### [TO DO]
Please reproduce the records between the lines containing "legend-swatch — [733, 1386, 779, 1432]" and "data-bubble — [1128, 934, 1171, 978]", inclusive, and nothing else.
## START RECORDED DATA
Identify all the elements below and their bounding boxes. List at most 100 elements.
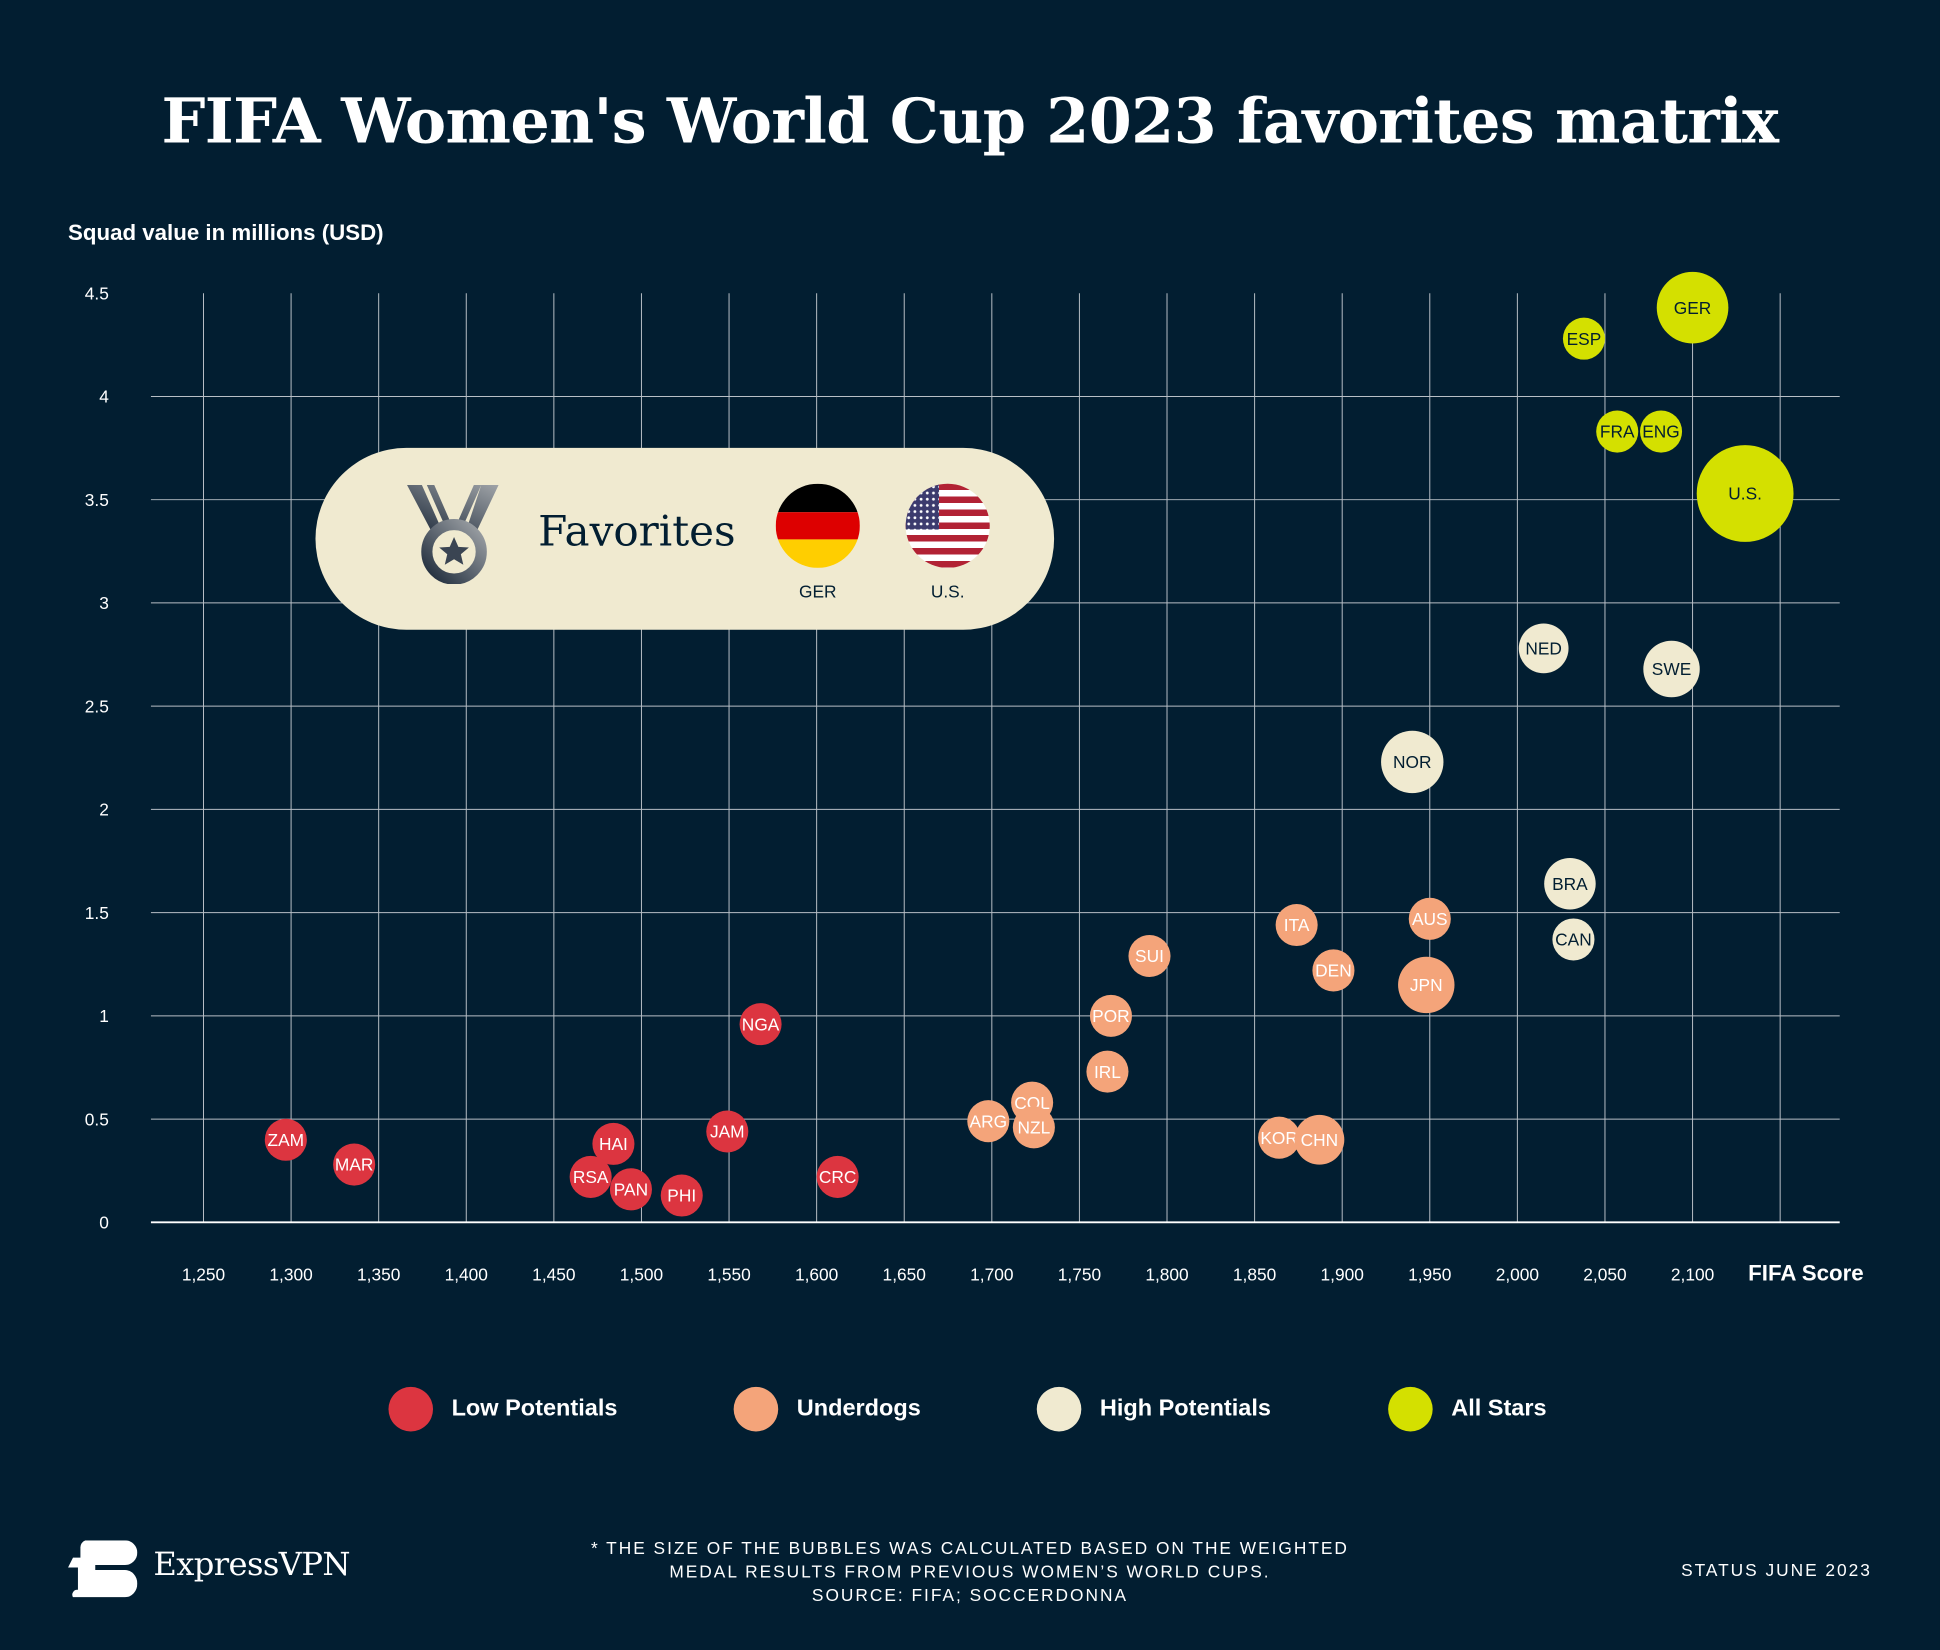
legend-swatch — [733, 1386, 779, 1432]
bubble-label: ZAM — [268, 1130, 305, 1150]
x-tick-label: 1,500 — [620, 1265, 663, 1285]
y-tick-label: 4 — [99, 387, 109, 407]
data-bubble — [1089, 994, 1132, 1037]
data-bubble — [1294, 1114, 1345, 1165]
expressvpn-logo-icon — [68, 1540, 138, 1598]
y-tick-label: 2.5 — [85, 696, 109, 716]
data-bubble — [1128, 934, 1171, 978]
bubble-label: SWE — [1652, 659, 1691, 679]
data-bubble — [1544, 857, 1596, 910]
y-tick-label: 1 — [99, 1006, 109, 1026]
data-bubble — [967, 1100, 1010, 1143]
bubble-label: NED — [1525, 639, 1562, 659]
footnote: * THE SIZE OF THE BUBBLES WAS CALCULATED… — [0, 1537, 1940, 1608]
bubble-label: U.S. — [1728, 484, 1762, 504]
x-tick-label: 1,650 — [883, 1265, 926, 1285]
data-bubble — [592, 1122, 635, 1165]
bubble-label: SUI — [1135, 946, 1164, 966]
x-tick-label: 1,950 — [1408, 1265, 1451, 1285]
favorite-team-label: U.S. — [930, 581, 965, 602]
legend-label: Underdogs — [796, 1395, 921, 1422]
bubble-label: KOR — [1260, 1128, 1298, 1148]
data-bubble — [569, 1155, 612, 1198]
data-bubble — [1656, 271, 1729, 344]
x-tick-label: 1,400 — [445, 1265, 488, 1285]
bubble-label: DEN — [1315, 961, 1352, 981]
footnote-line: MEDAL RESULTS FROM PREVIOUS WOMEN’S WORL… — [669, 1561, 1271, 1582]
bubble-label: HAI — [599, 1134, 628, 1154]
data-bubble — [1639, 410, 1683, 453]
x-tick-label: 1,350 — [357, 1265, 400, 1285]
x-tick-label: 1,450 — [532, 1265, 575, 1285]
bubble-label: ITA — [1284, 915, 1310, 935]
bubble-label: NGA — [742, 1014, 780, 1034]
data-bubble — [706, 1110, 749, 1153]
bubble-label: AUS — [1412, 909, 1448, 929]
data-bubble — [1696, 445, 1794, 542]
y-tick-label: 1.5 — [85, 903, 109, 923]
bubble-label: NZL — [1018, 1118, 1051, 1138]
favorites-callout: Favorites GER U.S. — [315, 447, 1055, 630]
data-bubble — [1312, 949, 1355, 992]
bubble-label: JPN — [1410, 975, 1443, 995]
bubble-label: ESP — [1567, 329, 1602, 349]
data-bubble — [264, 1118, 307, 1161]
y-tick-label: 3.5 — [85, 490, 109, 510]
legend-label: High Potentials — [1099, 1395, 1271, 1422]
data-bubble — [1275, 903, 1318, 947]
medal-icon — [407, 484, 499, 584]
y-tick-label: 0.5 — [85, 1109, 109, 1129]
usa-flag-icon — [905, 483, 990, 568]
x-tick-label: 1,600 — [795, 1265, 838, 1285]
data-bubble — [1643, 640, 1700, 698]
legend-item: High Potentials — [1036, 1386, 1271, 1432]
x-axis-label: FIFA Score — [1748, 1260, 1864, 1286]
bubble-label: RSA — [573, 1167, 609, 1187]
bubble-label: MAR — [335, 1155, 373, 1175]
bubble-label: FRA — [1600, 422, 1635, 442]
data-bubble — [1562, 317, 1605, 360]
legend-item: All Stars — [1388, 1386, 1547, 1432]
x-tick-label: 1,850 — [1233, 1265, 1276, 1285]
bubble-label: ARG — [970, 1111, 1008, 1131]
footnote-source: SOURCE: FIFA; SOCCERDONNA — [811, 1584, 1128, 1605]
bubble-chart: 0 0.5 1 1.5 2 2.5 3 3.5 4 4.5 1,250 1,300 1,350 1,400… — [85, 271, 1840, 1285]
brand-name: ExpressVPN — [153, 1546, 350, 1584]
x-tick-label: 1,750 — [1058, 1265, 1101, 1285]
data-bubble — [1596, 410, 1639, 453]
y-axis-label: Squad value in millions (USD) — [68, 220, 384, 245]
favorites-label: Favorites — [538, 507, 736, 557]
x-tick-label: 1,250 — [182, 1265, 225, 1285]
data-bubble — [1552, 918, 1595, 961]
x-tick-label: 1,550 — [707, 1265, 750, 1285]
x-tick-label: 2,100 — [1671, 1265, 1714, 1285]
data-bubble — [333, 1143, 376, 1186]
y-tick-label: 0 — [99, 1213, 109, 1233]
bubble-label: POR — [1092, 1006, 1130, 1026]
legend-swatch — [388, 1386, 434, 1432]
germany-flag-icon — [775, 483, 860, 568]
bubble-label: GER — [1674, 298, 1712, 318]
legend-item: Underdogs — [733, 1386, 921, 1432]
legend-label: All Stars — [1451, 1395, 1547, 1422]
data-bubble — [1258, 1116, 1301, 1159]
data-bubble — [739, 1003, 782, 1046]
legend-swatch — [1388, 1386, 1433, 1432]
y-tick-label: 2 — [99, 800, 109, 820]
x-tick-label: 2,050 — [1583, 1265, 1626, 1285]
bubble-label: CAN — [1555, 930, 1592, 950]
data-bubble — [1398, 956, 1455, 1014]
x-tick-label: 1,900 — [1321, 1265, 1364, 1285]
y-tick-label: 4.5 — [85, 283, 109, 303]
legend: Low Potentials Underdogs High Potentials… — [0, 1386, 1940, 1436]
bubble-label: CRC — [819, 1167, 857, 1187]
bubble-label: PHI — [667, 1186, 696, 1206]
data-bubble — [609, 1168, 652, 1211]
legend-swatch — [1036, 1386, 1082, 1432]
status-date: STATUS JUNE 2023 — [1681, 1560, 1872, 1580]
footnote-line: * THE SIZE OF THE BUBBLES WAS CALCULATED… — [590, 1537, 1349, 1558]
data-bubble — [1086, 1050, 1129, 1093]
data-bubble — [660, 1174, 703, 1217]
y-tick-label: 3 — [99, 593, 109, 613]
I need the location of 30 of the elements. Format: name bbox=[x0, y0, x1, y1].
## END RECORDED DATA
### [RESPONSE TO THE EXERCISE]
legend-swatch — [733, 1386, 779, 1432]
bubble-label: ZAM — [268, 1130, 305, 1150]
x-tick-label: 1,500 — [620, 1265, 663, 1285]
y-tick-label: 4 — [99, 387, 109, 407]
data-bubble — [1089, 994, 1132, 1037]
data-bubble — [1294, 1114, 1345, 1165]
expressvpn-logo-icon — [68, 1540, 138, 1598]
y-tick-label: 2.5 — [85, 696, 109, 716]
data-bubble — [1128, 934, 1171, 978]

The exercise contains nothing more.